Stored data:
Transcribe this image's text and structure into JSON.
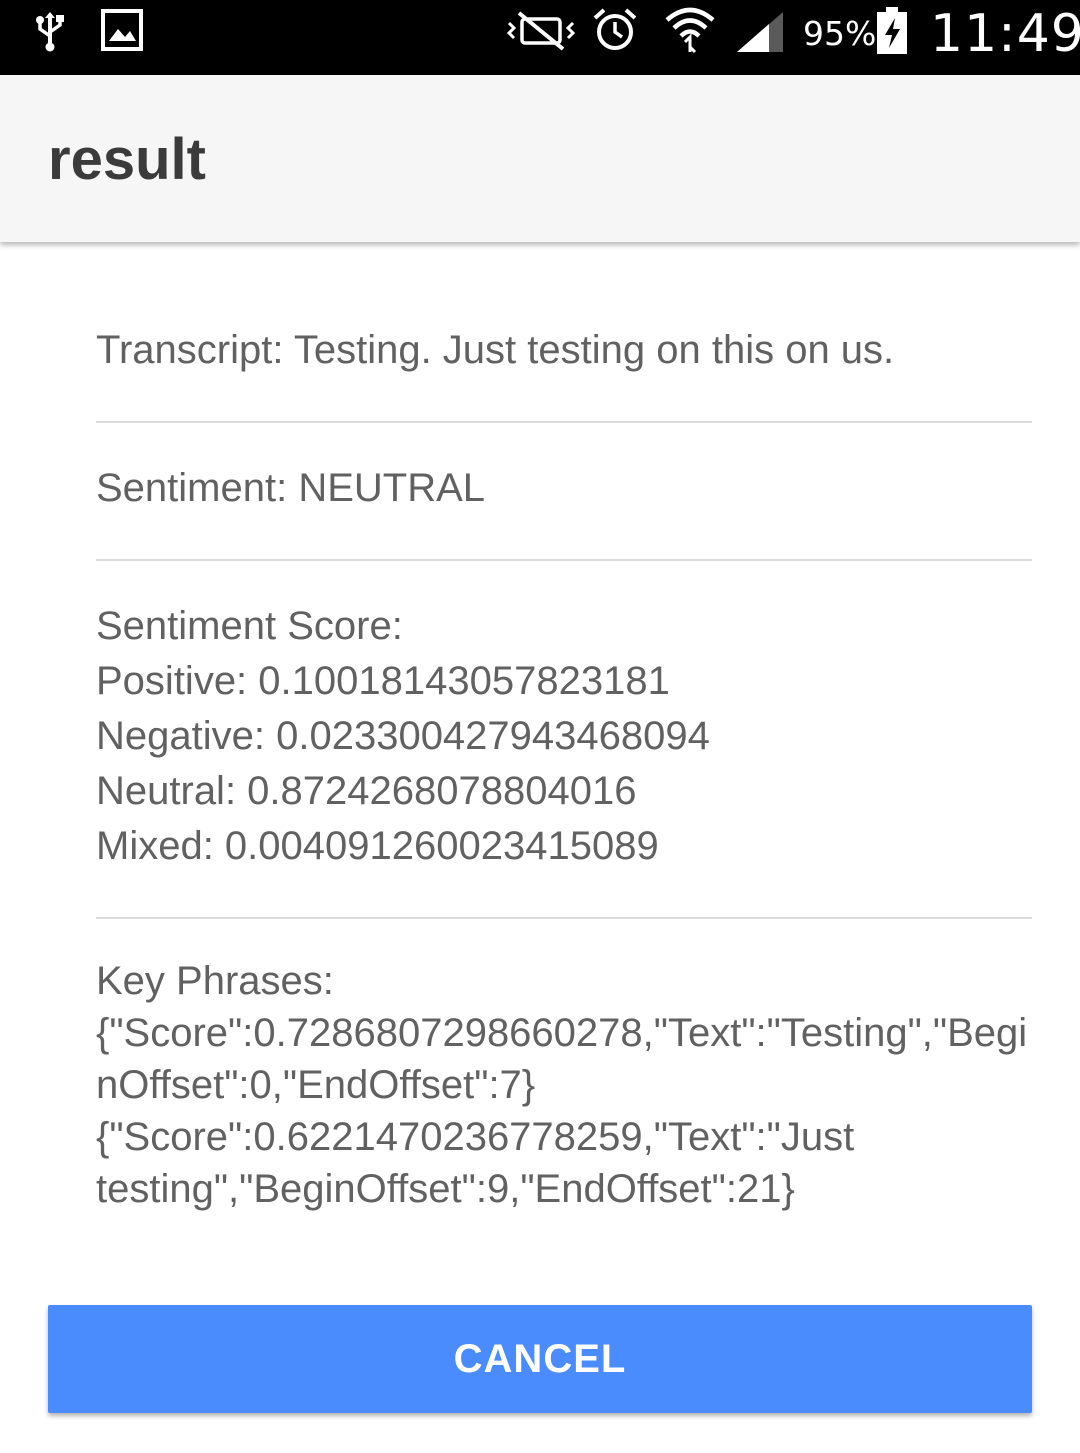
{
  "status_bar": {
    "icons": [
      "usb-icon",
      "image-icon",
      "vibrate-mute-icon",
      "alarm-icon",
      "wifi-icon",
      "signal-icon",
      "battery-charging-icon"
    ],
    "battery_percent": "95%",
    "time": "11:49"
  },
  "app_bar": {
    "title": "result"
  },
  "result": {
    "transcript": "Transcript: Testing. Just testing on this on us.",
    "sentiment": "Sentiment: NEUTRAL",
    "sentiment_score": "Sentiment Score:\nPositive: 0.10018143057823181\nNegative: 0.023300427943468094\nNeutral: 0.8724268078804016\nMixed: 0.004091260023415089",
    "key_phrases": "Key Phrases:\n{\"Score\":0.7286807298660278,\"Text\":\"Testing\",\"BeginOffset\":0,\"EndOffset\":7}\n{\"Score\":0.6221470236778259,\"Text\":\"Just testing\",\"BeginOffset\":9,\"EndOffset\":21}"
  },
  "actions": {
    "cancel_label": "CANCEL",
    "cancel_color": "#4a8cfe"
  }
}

Prompt: Reproduce all of the entries word for word, skipping any pictures they hold.

Result:
Transcribe this image's text and structure into JSON.
{
  "status_bar": {
    "icons": [
      "usb-icon",
      "image-icon",
      "vibrate-mute-icon",
      "alarm-icon",
      "wifi-icon",
      "signal-icon",
      "battery-charging-icon"
    ],
    "battery_percent": "95%",
    "time": "11:49"
  },
  "app_bar": {
    "title": "result"
  },
  "result": {
    "transcript": "Transcript: Testing. Just testing on this on us.",
    "sentiment": "Sentiment: NEUTRAL",
    "sentiment_score": "Sentiment Score:\nPositive: 0.10018143057823181\nNegative: 0.023300427943468094\nNeutral: 0.8724268078804016\nMixed: 0.004091260023415089",
    "key_phrases": "Key Phrases:\n{\"Score\":0.7286807298660278,\"Text\":\"Testing\",\"BeginOffset\":0,\"EndOffset\":7}\n{\"Score\":0.6221470236778259,\"Text\":\"Just testing\",\"BeginOffset\":9,\"EndOffset\":21}"
  },
  "actions": {
    "cancel_label": "CANCEL",
    "cancel_color": "#4a8cfe"
  }
}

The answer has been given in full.